-- start of Supplied data --

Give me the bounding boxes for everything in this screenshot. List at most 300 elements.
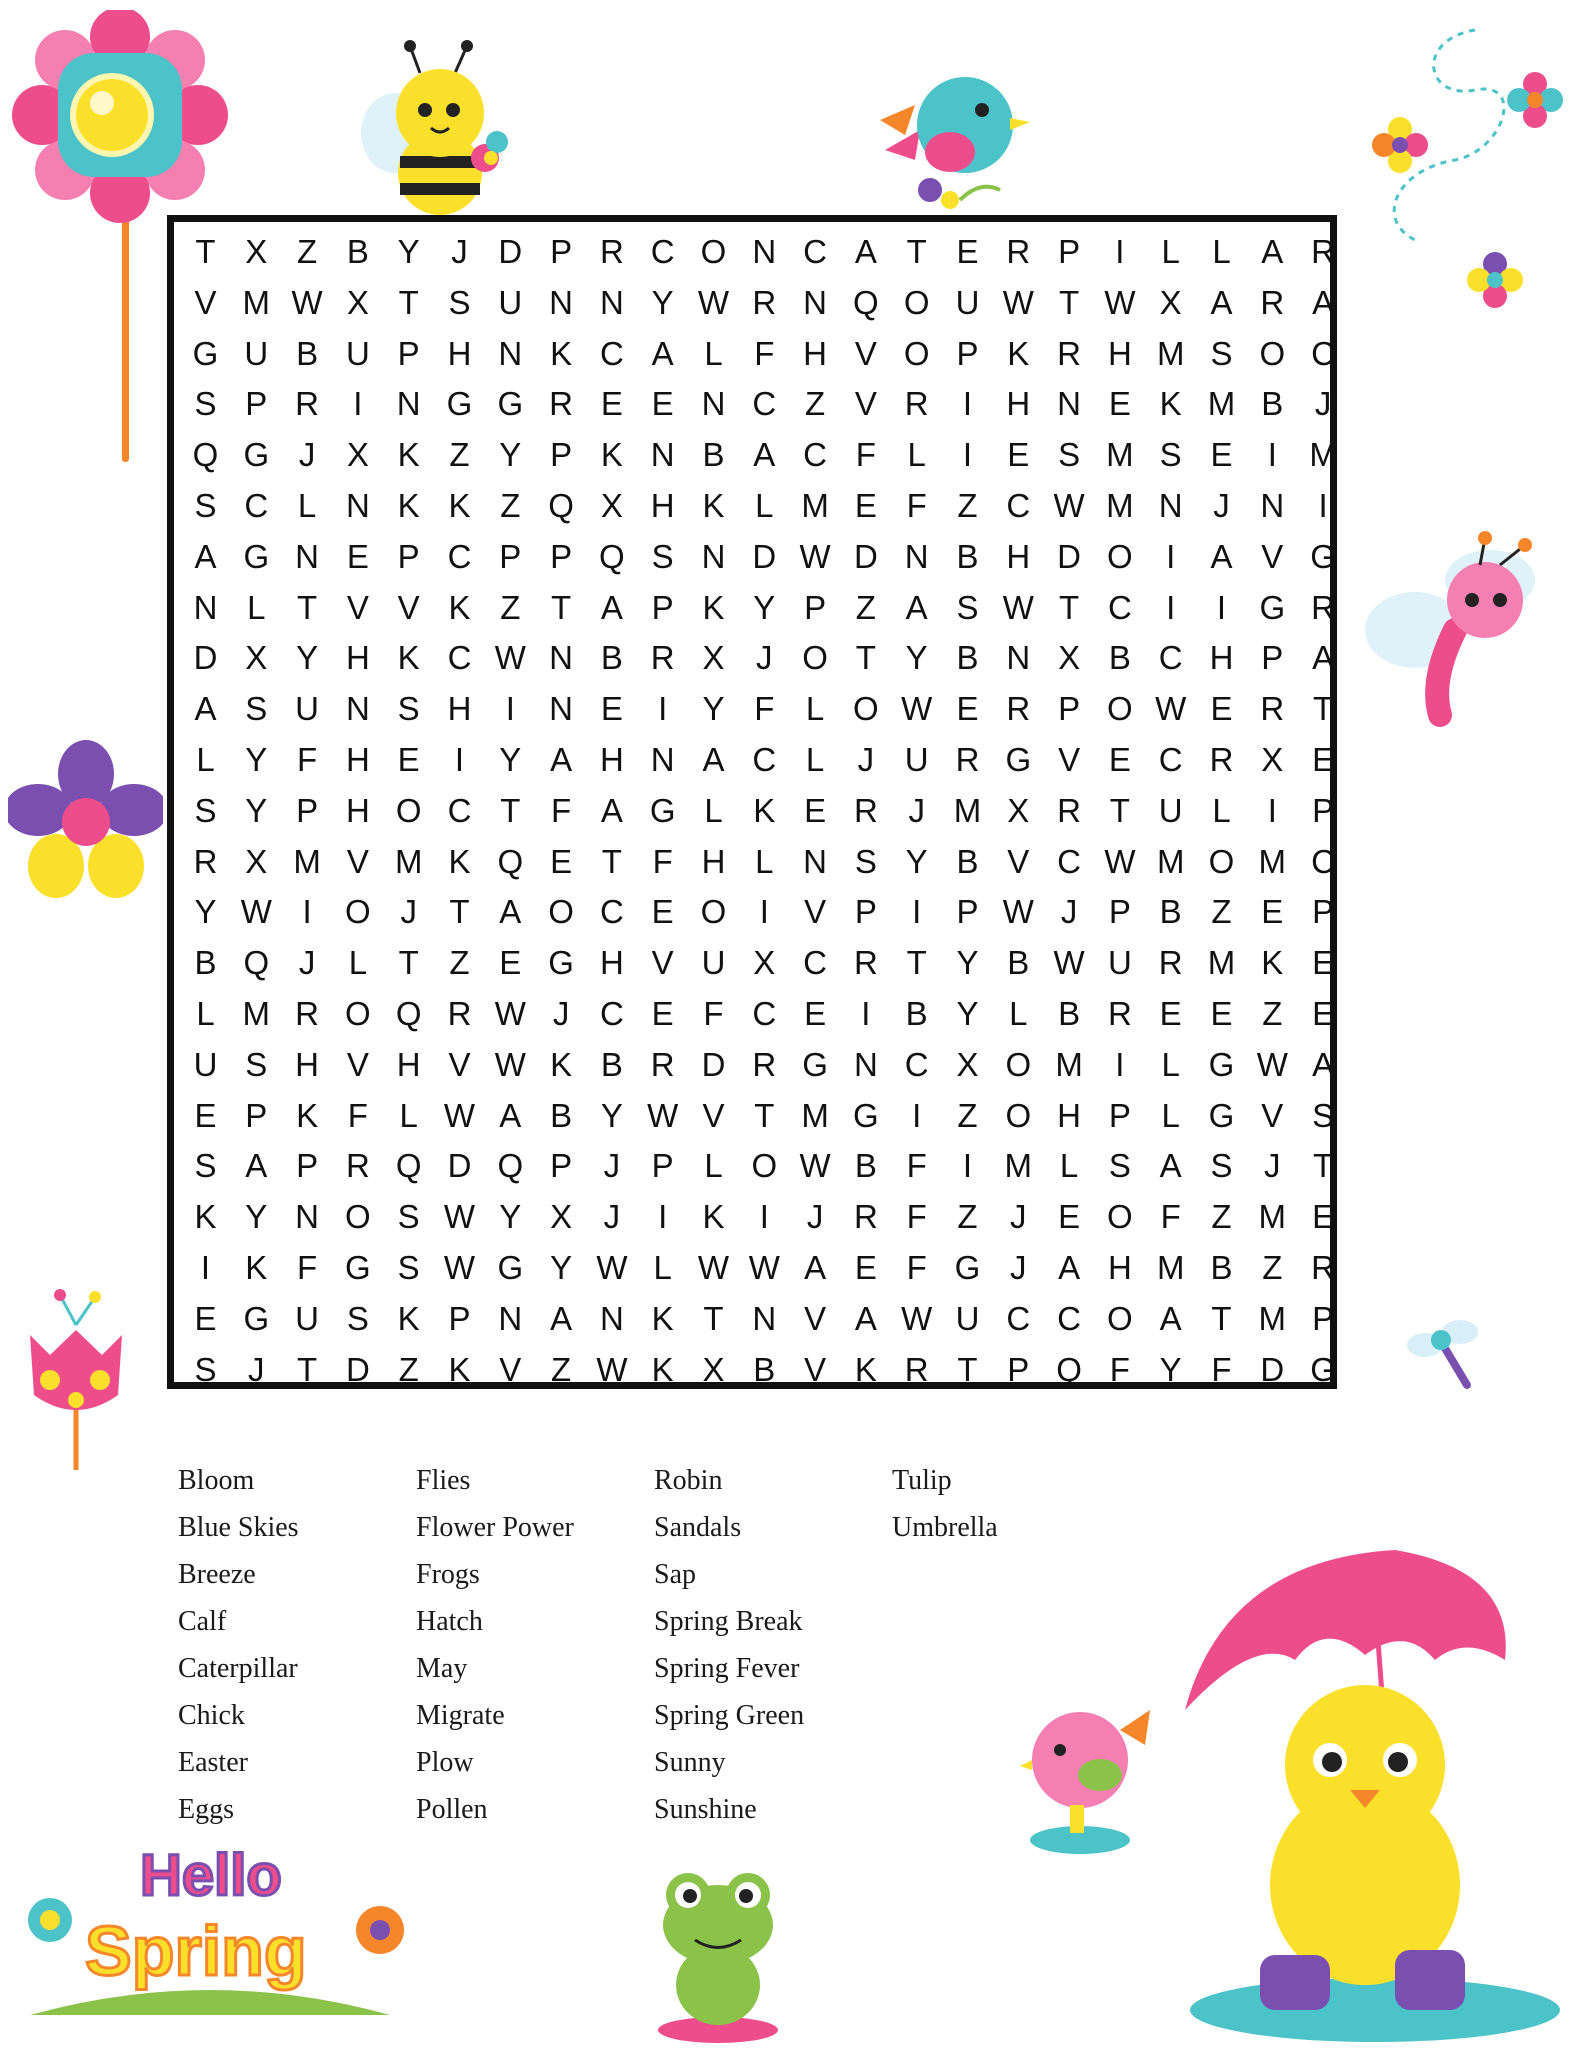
grid-letter[interactable]: V: [346, 1045, 369, 1083]
grid-letter[interactable]: P: [499, 537, 522, 575]
grid-letter[interactable]: P: [245, 1096, 268, 1134]
grid-letter[interactable]: F: [551, 791, 572, 829]
grid-letter[interactable]: P: [804, 588, 827, 626]
grid-letter[interactable]: U: [498, 283, 523, 321]
grid-letter[interactable]: Q: [497, 1147, 524, 1185]
grid-letter[interactable]: L: [348, 944, 368, 982]
grid-letter[interactable]: H: [599, 944, 624, 982]
grid-letter[interactable]: F: [347, 1096, 368, 1134]
grid-letter[interactable]: I: [658, 690, 668, 728]
grid-letter[interactable]: S: [1210, 1147, 1233, 1185]
grid-letter[interactable]: D: [345, 1350, 370, 1388]
grid-letter[interactable]: C: [752, 995, 777, 1032]
grid-letter[interactable]: Q: [192, 436, 219, 474]
grid-letter[interactable]: Z: [957, 1096, 978, 1134]
grid-letter[interactable]: C: [752, 385, 777, 423]
grid-letter[interactable]: Y: [296, 639, 319, 677]
grid-letter[interactable]: B: [854, 1147, 877, 1185]
grid-letter[interactable]: E: [1312, 944, 1335, 982]
grid-letter[interactable]: I: [353, 385, 363, 423]
grid-letter[interactable]: M: [801, 1096, 829, 1134]
grid-letter[interactable]: H: [447, 690, 472, 728]
grid-letter[interactable]: H: [1209, 639, 1234, 677]
grid-letter[interactable]: N: [295, 537, 320, 575]
grid-letter[interactable]: E: [1312, 1198, 1335, 1236]
grid-letter[interactable]: Y: [956, 944, 979, 982]
grid-letter[interactable]: W: [596, 1249, 628, 1286]
grid-letter[interactable]: W: [240, 893, 272, 931]
grid-letter[interactable]: S: [194, 1350, 217, 1388]
grid-letter[interactable]: J: [298, 436, 316, 474]
grid-letter[interactable]: G: [192, 334, 219, 372]
grid-letter[interactable]: O: [802, 639, 828, 677]
grid-letter[interactable]: A: [1261, 233, 1284, 270]
grid-letter[interactable]: C: [1158, 639, 1183, 677]
grid-letter[interactable]: O: [1107, 1198, 1133, 1236]
grid-letter[interactable]: V: [346, 588, 369, 626]
grid-letter[interactable]: X: [702, 1350, 725, 1388]
grid-letter[interactable]: F: [906, 1147, 927, 1185]
grid-letter[interactable]: A: [499, 893, 522, 931]
grid-letter[interactable]: X: [1007, 791, 1030, 829]
grid-letter[interactable]: O: [903, 334, 930, 372]
grid-letter[interactable]: F: [297, 741, 318, 778]
grid-letter[interactable]: M: [242, 995, 271, 1032]
grid-letter[interactable]: E: [194, 1096, 217, 1134]
grid-letter[interactable]: S: [1058, 436, 1081, 474]
grid-letter[interactable]: U: [193, 1045, 218, 1083]
grid-letter[interactable]: H: [1057, 1096, 1082, 1134]
grid-letter[interactable]: A: [905, 588, 928, 626]
grid-letter[interactable]: L: [1161, 1096, 1180, 1134]
grid-letter[interactable]: U: [1107, 944, 1132, 982]
grid-letter[interactable]: E: [1108, 741, 1131, 778]
grid-letter[interactable]: A: [854, 1299, 877, 1337]
grid-letter[interactable]: V: [804, 893, 827, 931]
grid-letter[interactable]: L: [196, 995, 215, 1032]
grid-letter[interactable]: D: [752, 537, 777, 575]
grid-letter[interactable]: V: [804, 1350, 827, 1388]
grid-letter[interactable]: H: [1107, 1249, 1132, 1286]
grid-letter[interactable]: G: [1310, 1350, 1336, 1388]
grid-letter[interactable]: I: [962, 385, 973, 423]
grid-letter[interactable]: K: [1159, 385, 1182, 423]
grid-letter[interactable]: S: [346, 1299, 369, 1337]
grid-letter[interactable]: X: [550, 1198, 573, 1236]
grid-letter[interactable]: P: [397, 334, 420, 372]
grid-letter[interactable]: Q: [497, 842, 524, 880]
grid-letter[interactable]: R: [1057, 334, 1082, 372]
grid-letter[interactable]: F: [1160, 1198, 1181, 1236]
grid-letter[interactable]: W: [1256, 1045, 1288, 1083]
grid-letter[interactable]: J: [603, 1147, 621, 1185]
grid-letter[interactable]: B: [905, 995, 928, 1032]
grid-letter[interactable]: Q: [395, 1147, 422, 1185]
grid-letter[interactable]: R: [853, 791, 878, 829]
grid-letter[interactable]: R: [1107, 995, 1132, 1032]
grid-letter[interactable]: W: [443, 1249, 476, 1286]
grid-letter[interactable]: S: [397, 1198, 420, 1236]
grid-letter[interactable]: D: [447, 1147, 472, 1185]
grid-letter[interactable]: O: [345, 893, 371, 931]
grid-letter[interactable]: T: [1313, 690, 1334, 728]
grid-letter[interactable]: E: [651, 995, 674, 1032]
grid-letter[interactable]: C: [1311, 334, 1336, 372]
grid-letter[interactable]: R: [295, 995, 320, 1032]
grid-letter[interactable]: C: [803, 436, 828, 474]
grid-letter[interactable]: N: [752, 233, 777, 270]
grid-letter[interactable]: D: [498, 233, 523, 270]
grid-letter[interactable]: R: [295, 385, 320, 423]
grid-letter[interactable]: E: [1159, 995, 1182, 1032]
grid-letter[interactable]: I: [861, 995, 871, 1032]
grid-letter[interactable]: L: [755, 842, 774, 880]
grid-letter[interactable]: U: [295, 690, 320, 728]
grid-letter[interactable]: D: [1057, 537, 1082, 575]
grid-letter[interactable]: P: [1058, 690, 1081, 728]
grid-letter[interactable]: Z: [398, 1350, 419, 1388]
grid-letter[interactable]: Q: [1056, 1350, 1082, 1388]
grid-letter[interactable]: L: [653, 1249, 672, 1286]
grid-letter[interactable]: B: [956, 842, 979, 880]
grid-letter[interactable]: B: [550, 1096, 573, 1134]
grid-letter[interactable]: N: [1057, 385, 1082, 423]
grid-letter[interactable]: S: [245, 690, 268, 728]
grid-letter[interactable]: D: [701, 1045, 726, 1083]
grid-letter[interactable]: C: [904, 1045, 929, 1083]
grid-letter[interactable]: G: [802, 1045, 828, 1083]
grid-letter[interactable]: T: [906, 233, 927, 270]
grid-letter[interactable]: P: [397, 537, 420, 575]
grid-letter[interactable]: S: [245, 1045, 268, 1083]
grid-letter[interactable]: A: [651, 334, 674, 372]
grid-letter[interactable]: K: [448, 588, 471, 626]
grid-letter[interactable]: C: [447, 537, 472, 575]
grid-letter[interactable]: B: [1058, 995, 1081, 1032]
grid-letter[interactable]: M: [1258, 1198, 1287, 1236]
grid-letter[interactable]: P: [1058, 233, 1081, 270]
grid-letter[interactable]: H: [447, 334, 472, 372]
grid-letter[interactable]: R: [1311, 588, 1336, 626]
grid-letter[interactable]: D: [1260, 1350, 1285, 1388]
grid-letter[interactable]: S: [1210, 334, 1233, 372]
grid-letter[interactable]: Z: [449, 944, 470, 982]
grid-letter[interactable]: J: [451, 233, 468, 270]
grid-letter[interactable]: K: [1261, 944, 1284, 982]
grid-letter[interactable]: B: [1159, 893, 1182, 931]
grid-letter[interactable]: I: [200, 1249, 211, 1286]
grid-letter[interactable]: L: [755, 487, 774, 524]
grid-letter[interactable]: G: [497, 1249, 524, 1286]
grid-letter[interactable]: L: [907, 436, 926, 474]
grid-letter[interactable]: E: [397, 741, 420, 778]
grid-letter[interactable]: F: [297, 1249, 318, 1286]
grid-letter[interactable]: A: [194, 537, 217, 575]
grid-letter[interactable]: K: [397, 639, 420, 677]
grid-letter[interactable]: N: [396, 385, 421, 423]
grid-letter[interactable]: H: [345, 791, 370, 829]
grid-letter[interactable]: N: [345, 690, 370, 728]
grid-letter[interactable]: V: [194, 283, 217, 321]
grid-letter[interactable]: V: [702, 1096, 725, 1134]
grid-letter[interactable]: H: [599, 741, 624, 778]
grid-letter[interactable]: R: [1209, 741, 1234, 778]
grid-letter[interactable]: J: [857, 741, 875, 778]
grid-letter[interactable]: A: [1210, 283, 1233, 321]
grid-letter[interactable]: I: [505, 690, 515, 728]
grid-letter[interactable]: X: [346, 283, 369, 321]
grid-letter[interactable]: V: [1058, 741, 1081, 778]
grid-letter[interactable]: P: [1312, 893, 1335, 931]
grid-letter[interactable]: Z: [1211, 893, 1232, 931]
grid-letter[interactable]: P: [550, 233, 573, 270]
grid-letter[interactable]: A: [499, 1096, 522, 1134]
grid-letter[interactable]: T: [855, 639, 876, 677]
grid-letter[interactable]: X: [245, 639, 268, 677]
grid-letter[interactable]: N: [549, 283, 574, 321]
grid-letter[interactable]: N: [295, 1198, 320, 1236]
grid-letter[interactable]: J: [603, 1198, 621, 1236]
grid-letter[interactable]: W: [647, 1096, 679, 1134]
grid-letter[interactable]: Y: [702, 690, 725, 728]
grid-letter[interactable]: W: [697, 1249, 730, 1286]
grid-letter[interactable]: N: [549, 639, 574, 677]
grid-letter[interactable]: X: [1261, 741, 1284, 778]
grid-letter[interactable]: E: [804, 995, 827, 1032]
grid-letter[interactable]: N: [1158, 487, 1183, 524]
grid-letter[interactable]: R: [345, 1147, 370, 1185]
grid-letter[interactable]: Q: [243, 944, 270, 982]
grid-letter[interactable]: L: [1009, 995, 1028, 1032]
grid-letter[interactable]: R: [549, 385, 574, 423]
grid-letter[interactable]: X: [1159, 283, 1182, 321]
grid-letter[interactable]: J: [908, 791, 925, 829]
grid-letter[interactable]: B: [1210, 1249, 1233, 1286]
grid-letter[interactable]: C: [447, 639, 472, 677]
grid-letter[interactable]: K: [1007, 334, 1030, 372]
grid-letter[interactable]: V: [346, 842, 369, 880]
grid-letter[interactable]: U: [345, 334, 370, 372]
grid-letter[interactable]: A: [1159, 1299, 1182, 1337]
grid-letter[interactable]: Y: [550, 1249, 573, 1286]
grid-letter[interactable]: J: [1010, 1198, 1027, 1236]
grid-letter[interactable]: G: [243, 1299, 270, 1337]
grid-letter[interactable]: P: [651, 1147, 674, 1185]
grid-letter[interactable]: F: [652, 842, 673, 880]
grid-letter[interactable]: E: [1210, 690, 1233, 728]
grid-letter[interactable]: N: [752, 1299, 777, 1337]
grid-letter[interactable]: J: [756, 639, 773, 677]
grid-letter[interactable]: Y: [956, 995, 979, 1032]
grid-letter[interactable]: H: [650, 487, 675, 524]
grid-letter[interactable]: V: [1261, 537, 1284, 575]
grid-letter[interactable]: K: [600, 436, 623, 474]
grid-letter[interactable]: C: [599, 334, 624, 372]
grid-letter[interactable]: O: [345, 995, 371, 1032]
grid-letter[interactable]: I: [912, 893, 922, 931]
grid-letter[interactable]: C: [1006, 1299, 1031, 1337]
grid-letter[interactable]: L: [704, 1147, 723, 1185]
grid-letter[interactable]: A: [1058, 1249, 1081, 1286]
grid-letter[interactable]: M: [293, 842, 321, 880]
grid-letter[interactable]: A: [1312, 1045, 1335, 1083]
grid-letter[interactable]: Y: [194, 893, 217, 931]
grid-letter[interactable]: M: [394, 842, 423, 880]
grid-letter[interactable]: C: [244, 487, 269, 524]
grid-letter[interactable]: I: [1115, 1045, 1125, 1083]
grid-letter[interactable]: R: [955, 741, 980, 778]
grid-letter[interactable]: T: [1211, 1299, 1232, 1337]
grid-letter[interactable]: Y: [499, 436, 522, 474]
grid-letter[interactable]: L: [1212, 233, 1231, 270]
grid-letter[interactable]: A: [550, 741, 573, 778]
grid-letter[interactable]: E: [1058, 1198, 1081, 1236]
grid-letter[interactable]: K: [245, 1249, 268, 1286]
grid-letter[interactable]: F: [703, 995, 724, 1032]
grid-letter[interactable]: W: [799, 537, 831, 575]
grid-letter[interactable]: L: [1161, 233, 1180, 270]
grid-letter[interactable]: A: [1312, 283, 1335, 321]
grid-letter[interactable]: T: [754, 1096, 775, 1134]
grid-letter[interactable]: L: [247, 588, 266, 626]
grid-letter[interactable]: K: [296, 1096, 319, 1134]
grid-letter[interactable]: T: [297, 588, 318, 626]
grid-letter[interactable]: N: [853, 1045, 878, 1083]
grid-letter[interactable]: S: [397, 1249, 420, 1286]
grid-letter[interactable]: I: [1267, 791, 1277, 829]
grid-letter[interactable]: O: [345, 1198, 371, 1236]
grid-letter[interactable]: M: [801, 487, 829, 524]
grid-letter[interactable]: M: [1055, 1045, 1083, 1083]
grid-letter[interactable]: Y: [1159, 1350, 1182, 1388]
grid-letter[interactable]: M: [242, 283, 271, 321]
grid-letter[interactable]: O: [1259, 334, 1286, 372]
grid-letter[interactable]: Z: [957, 487, 978, 524]
grid-letter[interactable]: T: [703, 1299, 724, 1337]
grid-letter[interactable]: Y: [651, 283, 674, 321]
grid-letter[interactable]: G: [1259, 588, 1286, 626]
grid-letter[interactable]: Y: [905, 639, 928, 677]
grid-letter[interactable]: M: [1156, 842, 1185, 880]
grid-letter[interactable]: E: [956, 690, 979, 728]
grid-letter[interactable]: V: [854, 334, 877, 372]
grid-letter[interactable]: C: [1006, 487, 1031, 524]
grid-letter[interactable]: E: [600, 690, 623, 728]
grid-letter[interactable]: W: [1002, 893, 1034, 931]
grid-letter[interactable]: I: [1318, 487, 1328, 524]
grid-letter[interactable]: C: [447, 791, 472, 829]
grid-letter[interactable]: Y: [245, 1198, 268, 1236]
grid-letter[interactable]: P: [245, 385, 268, 423]
grid-letter[interactable]: O: [1005, 1045, 1032, 1083]
grid-letter[interactable]: R: [1006, 233, 1031, 270]
grid-letter[interactable]: P: [1261, 639, 1284, 677]
grid-letter[interactable]: E: [600, 385, 623, 423]
grid-letter[interactable]: W: [596, 1350, 628, 1388]
grid-letter[interactable]: Z: [500, 588, 521, 626]
grid-letter[interactable]: E: [1210, 436, 1233, 474]
grid-letter[interactable]: R: [447, 995, 472, 1032]
grid-letter[interactable]: Z: [1262, 995, 1283, 1032]
grid-letter[interactable]: Z: [855, 588, 876, 626]
grid-letter[interactable]: B: [956, 639, 979, 677]
grid-letter[interactable]: K: [702, 588, 725, 626]
grid-letter[interactable]: Y: [499, 1198, 522, 1236]
grid-letter[interactable]: W: [1155, 690, 1187, 728]
grid-letter[interactable]: P: [1108, 893, 1131, 931]
grid-letter[interactable]: T: [551, 588, 572, 626]
grid-letter[interactable]: K: [397, 1299, 420, 1337]
grid-letter[interactable]: T: [500, 791, 521, 829]
grid-letter[interactable]: P: [448, 1299, 471, 1337]
grid-letter[interactable]: K: [651, 1299, 674, 1337]
grid-letter[interactable]: Q: [599, 537, 625, 575]
grid-letter[interactable]: R: [1260, 690, 1285, 728]
grid-letter[interactable]: P: [296, 791, 319, 829]
grid-letter[interactable]: S: [397, 690, 420, 728]
grid-letter[interactable]: U: [955, 1299, 980, 1337]
grid-letter[interactable]: X: [346, 436, 369, 474]
grid-letter[interactable]: G: [243, 537, 270, 575]
grid-letter[interactable]: N: [549, 690, 574, 728]
grid-letter[interactable]: A: [1159, 1147, 1182, 1185]
grid-letter[interactable]: N: [701, 385, 726, 423]
grid-letter[interactable]: E: [956, 233, 979, 270]
grid-letter[interactable]: J: [1264, 1147, 1281, 1185]
grid-letter[interactable]: E: [854, 1249, 877, 1286]
grid-letter[interactable]: H: [1107, 334, 1132, 372]
grid-letter[interactable]: G: [649, 791, 676, 829]
grid-letter[interactable]: K: [397, 487, 420, 524]
grid-letter[interactable]: P: [1312, 1299, 1335, 1337]
grid-letter[interactable]: C: [1158, 741, 1183, 778]
grid-letter[interactable]: L: [399, 1096, 418, 1134]
grid-letter[interactable]: Y: [600, 1096, 623, 1134]
grid-letter[interactable]: W: [1002, 588, 1034, 626]
grid-letter[interactable]: D: [193, 639, 218, 677]
grid-letter[interactable]: R: [1057, 791, 1082, 829]
grid-letter[interactable]: I: [1166, 537, 1176, 575]
grid-letter[interactable]: I: [759, 1198, 769, 1236]
grid-letter[interactable]: E: [1312, 741, 1335, 778]
grid-letter[interactable]: F: [754, 334, 775, 372]
grid-letter[interactable]: S: [956, 588, 979, 626]
grid-letter[interactable]: I: [759, 893, 769, 931]
grid-letter[interactable]: F: [906, 487, 927, 524]
grid-letter[interactable]: J: [298, 944, 316, 982]
grid-letter[interactable]: X: [1058, 639, 1081, 677]
grid-letter[interactable]: I: [912, 1096, 922, 1134]
grid-letter[interactable]: C: [1057, 1299, 1082, 1337]
grid-letter[interactable]: T: [906, 944, 927, 982]
grid-letter[interactable]: T: [297, 1350, 318, 1388]
grid-letter[interactable]: X: [245, 233, 268, 270]
grid-letter[interactable]: A: [194, 690, 217, 728]
grid-letter[interactable]: S: [448, 283, 471, 321]
grid-letter[interactable]: V: [397, 588, 420, 626]
grid-letter[interactable]: E: [651, 893, 674, 931]
grid-letter[interactable]: Z: [500, 487, 521, 524]
grid-letter[interactable]: M: [1309, 436, 1337, 474]
grid-letter[interactable]: E: [1210, 995, 1233, 1032]
grid-letter[interactable]: J: [1010, 1249, 1027, 1286]
grid-letter[interactable]: R: [853, 1198, 878, 1236]
grid-letter[interactable]: G: [1005, 741, 1032, 778]
grid-letter[interactable]: W: [799, 1147, 831, 1185]
grid-letter[interactable]: N: [650, 436, 675, 474]
grid-letter[interactable]: W: [901, 1299, 933, 1337]
grid-letter[interactable]: Q: [853, 283, 879, 321]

-- end of Supplied data --

Convert the data from the line containing "grid-letter[interactable]: V: [346, 1045, 369, 1083]" up to and including the line containing "grid-letter[interactable]: I: [658, 690, 668, 728]" into a numbered list, omitting any blank lines.

Solution for this exercise:
1. grid-letter[interactable]: V: [346, 1045, 369, 1083]
2. grid-letter[interactable]: P: [499, 537, 522, 575]
3. grid-letter[interactable]: P: [245, 1096, 268, 1134]
4. grid-letter[interactable]: F: [551, 791, 572, 829]
5. grid-letter[interactable]: P: [804, 588, 827, 626]
6. grid-letter[interactable]: U: [498, 283, 523, 321]
7. grid-letter[interactable]: Q: [497, 1147, 524, 1185]
8. grid-letter[interactable]: L: [348, 944, 368, 982]
9. grid-letter[interactable]: H: [599, 944, 624, 982]
10. grid-letter[interactable]: F: [347, 1096, 368, 1134]
11. grid-letter[interactable]: I: [658, 690, 668, 728]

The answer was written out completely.